Instructions to follow -
Could you write out every entry exactly as it stands?

⟨

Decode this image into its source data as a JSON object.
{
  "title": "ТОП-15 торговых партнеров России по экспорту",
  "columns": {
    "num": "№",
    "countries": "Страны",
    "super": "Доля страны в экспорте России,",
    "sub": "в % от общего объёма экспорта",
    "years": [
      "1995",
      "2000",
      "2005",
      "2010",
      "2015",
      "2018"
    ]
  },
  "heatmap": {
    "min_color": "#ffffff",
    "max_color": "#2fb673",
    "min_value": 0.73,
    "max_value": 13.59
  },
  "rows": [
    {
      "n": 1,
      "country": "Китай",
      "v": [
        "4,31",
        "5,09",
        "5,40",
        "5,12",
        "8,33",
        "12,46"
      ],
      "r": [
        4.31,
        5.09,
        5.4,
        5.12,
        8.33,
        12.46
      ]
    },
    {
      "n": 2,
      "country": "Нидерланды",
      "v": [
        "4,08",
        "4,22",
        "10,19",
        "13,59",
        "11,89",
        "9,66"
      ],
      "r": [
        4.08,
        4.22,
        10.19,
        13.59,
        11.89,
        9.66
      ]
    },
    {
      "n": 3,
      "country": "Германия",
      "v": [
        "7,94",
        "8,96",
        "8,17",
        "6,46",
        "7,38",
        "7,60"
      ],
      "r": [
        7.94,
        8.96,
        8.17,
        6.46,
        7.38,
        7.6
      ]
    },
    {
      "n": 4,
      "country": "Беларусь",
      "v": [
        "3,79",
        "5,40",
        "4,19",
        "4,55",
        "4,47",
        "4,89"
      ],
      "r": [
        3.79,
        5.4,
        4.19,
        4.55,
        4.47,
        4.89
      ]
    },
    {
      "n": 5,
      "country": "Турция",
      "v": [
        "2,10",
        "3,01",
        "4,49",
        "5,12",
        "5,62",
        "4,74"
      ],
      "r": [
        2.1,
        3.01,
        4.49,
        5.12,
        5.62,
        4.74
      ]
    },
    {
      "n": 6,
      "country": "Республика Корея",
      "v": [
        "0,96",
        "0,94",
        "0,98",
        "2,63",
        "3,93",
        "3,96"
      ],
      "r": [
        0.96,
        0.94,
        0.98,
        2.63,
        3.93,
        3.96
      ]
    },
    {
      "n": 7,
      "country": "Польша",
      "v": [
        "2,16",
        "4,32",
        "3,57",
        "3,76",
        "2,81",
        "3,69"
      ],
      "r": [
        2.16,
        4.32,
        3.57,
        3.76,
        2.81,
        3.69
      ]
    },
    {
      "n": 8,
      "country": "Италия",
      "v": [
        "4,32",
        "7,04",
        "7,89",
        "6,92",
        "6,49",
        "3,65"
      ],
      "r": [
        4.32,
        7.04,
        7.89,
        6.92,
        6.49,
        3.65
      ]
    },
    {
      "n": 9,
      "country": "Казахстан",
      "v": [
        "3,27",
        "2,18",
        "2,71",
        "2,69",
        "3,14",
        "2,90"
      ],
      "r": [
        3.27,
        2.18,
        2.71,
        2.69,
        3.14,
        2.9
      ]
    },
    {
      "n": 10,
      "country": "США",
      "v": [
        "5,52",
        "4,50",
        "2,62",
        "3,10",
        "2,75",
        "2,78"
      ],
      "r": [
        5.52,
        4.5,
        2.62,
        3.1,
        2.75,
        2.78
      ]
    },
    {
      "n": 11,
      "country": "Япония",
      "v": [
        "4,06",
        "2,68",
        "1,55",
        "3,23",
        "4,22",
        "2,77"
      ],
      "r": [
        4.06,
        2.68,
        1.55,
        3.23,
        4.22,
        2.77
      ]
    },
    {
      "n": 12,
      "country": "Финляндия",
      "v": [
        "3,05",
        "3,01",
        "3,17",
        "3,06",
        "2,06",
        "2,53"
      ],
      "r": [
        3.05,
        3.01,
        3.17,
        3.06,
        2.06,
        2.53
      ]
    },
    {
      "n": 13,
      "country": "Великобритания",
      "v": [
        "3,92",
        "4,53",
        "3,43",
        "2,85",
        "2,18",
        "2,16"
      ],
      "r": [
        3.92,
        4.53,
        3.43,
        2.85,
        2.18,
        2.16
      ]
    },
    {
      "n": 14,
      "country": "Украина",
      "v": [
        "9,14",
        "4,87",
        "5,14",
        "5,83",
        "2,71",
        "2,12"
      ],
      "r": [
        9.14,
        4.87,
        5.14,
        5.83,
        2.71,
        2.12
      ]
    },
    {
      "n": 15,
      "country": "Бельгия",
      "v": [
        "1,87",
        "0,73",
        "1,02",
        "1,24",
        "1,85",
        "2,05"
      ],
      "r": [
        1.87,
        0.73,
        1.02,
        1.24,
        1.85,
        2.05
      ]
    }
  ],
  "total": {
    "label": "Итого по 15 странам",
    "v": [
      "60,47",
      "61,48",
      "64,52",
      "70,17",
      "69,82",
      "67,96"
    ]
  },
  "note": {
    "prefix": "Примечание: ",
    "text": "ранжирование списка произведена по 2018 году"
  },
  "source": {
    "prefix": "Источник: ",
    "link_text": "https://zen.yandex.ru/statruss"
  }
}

⟩

Answer for this exercise -
Decode this image into its source data as a JSON object.
{
  "title": "ТОП-15 торговых партнеров России по экспорту",
  "columns": {
    "num": "№",
    "countries": "Страны",
    "super": "Доля страны в экспорте России,",
    "sub": "в % от общего объёма экспорта",
    "years": [
      "1995",
      "2000",
      "2005",
      "2010",
      "2015",
      "2018"
    ]
  },
  "heatmap": {
    "min_color": "#ffffff",
    "max_color": "#2fb673",
    "min_value": 0.73,
    "max_value": 13.59
  },
  "rows": [
    {
      "n": 1,
      "country": "Китай",
      "v": [
        "4,31",
        "5,09",
        "5,40",
        "5,12",
        "8,33",
        "12,46"
      ],
      "r": [
        4.31,
        5.09,
        5.4,
        5.12,
        8.33,
        12.46
      ]
    },
    {
      "n": 2,
      "country": "Нидерланды",
      "v": [
        "4,08",
        "4,22",
        "10,19",
        "13,59",
        "11,89",
        "9,66"
      ],
      "r": [
        4.08,
        4.22,
        10.19,
        13.59,
        11.89,
        9.66
      ]
    },
    {
      "n": 3,
      "country": "Германия",
      "v": [
        "7,94",
        "8,96",
        "8,17",
        "6,46",
        "7,38",
        "7,60"
      ],
      "r": [
        7.94,
        8.96,
        8.17,
        6.46,
        7.38,
        7.6
      ]
    },
    {
      "n": 4,
      "country": "Беларусь",
      "v": [
        "3,79",
        "5,40",
        "4,19",
        "4,55",
        "4,47",
        "4,89"
      ],
      "r": [
        3.79,
        5.4,
        4.19,
        4.55,
        4.47,
        4.89
      ]
    },
    {
      "n": 5,
      "country": "Турция",
      "v": [
        "2,10",
        "3,01",
        "4,49",
        "5,12",
        "5,62",
        "4,74"
      ],
      "r": [
        2.1,
        3.01,
        4.49,
        5.12,
        5.62,
        4.74
      ]
    },
    {
      "n": 6,
      "country": "Республика Корея",
      "v": [
        "0,96",
        "0,94",
        "0,98",
        "2,63",
        "3,93",
        "3,96"
      ],
      "r": [
        0.96,
        0.94,
        0.98,
        2.63,
        3.93,
        3.96
      ]
    },
    {
      "n": 7,
      "country": "Польша",
      "v": [
        "2,16",
        "4,32",
        "3,57",
        "3,76",
        "2,81",
        "3,69"
      ],
      "r": [
        2.16,
        4.32,
        3.57,
        3.76,
        2.81,
        3.69
      ]
    },
    {
      "n": 8,
      "country": "Италия",
      "v": [
        "4,32",
        "7,04",
        "7,89",
        "6,92",
        "6,49",
        "3,65"
      ],
      "r": [
        4.32,
        7.04,
        7.89,
        6.92,
        6.49,
        3.65
      ]
    },
    {
      "n": 9,
      "country": "Казахстан",
      "v": [
        "3,27",
        "2,18",
        "2,71",
        "2,69",
        "3,14",
        "2,90"
      ],
      "r": [
        3.27,
        2.18,
        2.71,
        2.69,
        3.14,
        2.9
      ]
    },
    {
      "n": 10,
      "country": "США",
      "v": [
        "5,52",
        "4,50",
        "2,62",
        "3,10",
        "2,75",
        "2,78"
      ],
      "r": [
        5.52,
        4.5,
        2.62,
        3.1,
        2.75,
        2.78
      ]
    },
    {
      "n": 11,
      "country": "Япония",
      "v": [
        "4,06",
        "2,68",
        "1,55",
        "3,23",
        "4,22",
        "2,77"
      ],
      "r": [
        4.06,
        2.68,
        1.55,
        3.23,
        4.22,
        2.77
      ]
    },
    {
      "n": 12,
      "country": "Финляндия",
      "v": [
        "3,05",
        "3,01",
        "3,17",
        "3,06",
        "2,06",
        "2,53"
      ],
      "r": [
        3.05,
        3.01,
        3.17,
        3.06,
        2.06,
        2.53
      ]
    },
    {
      "n": 13,
      "country": "Великобритания",
      "v": [
        "3,92",
        "4,53",
        "3,43",
        "2,85",
        "2,18",
        "2,16"
      ],
      "r": [
        3.92,
        4.53,
        3.43,
        2.85,
        2.18,
        2.16
      ]
    },
    {
      "n": 14,
      "country": "Украина",
      "v": [
        "9,14",
        "4,87",
        "5,14",
        "5,83",
        "2,71",
        "2,12"
      ],
      "r": [
        9.14,
        4.87,
        5.14,
        5.83,
        2.71,
        2.12
      ]
    },
    {
      "n": 15,
      "country": "Бельгия",
      "v": [
        "1,87",
        "0,73",
        "1,02",
        "1,24",
        "1,85",
        "2,05"
      ],
      "r": [
        1.87,
        0.73,
        1.02,
        1.24,
        1.85,
        2.05
      ]
    }
  ],
  "total": {
    "label": "Итого по 15 странам",
    "v": [
      "60,47",
      "61,48",
      "64,52",
      "70,17",
      "69,82",
      "67,96"
    ]
  },
  "note": {
    "prefix": "Примечание: ",
    "text": "ранжирование списка произведена по 2018 году"
  },
  "source": {
    "prefix": "Источник: ",
    "link_text": "https://zen.yandex.ru/statruss"
  }
}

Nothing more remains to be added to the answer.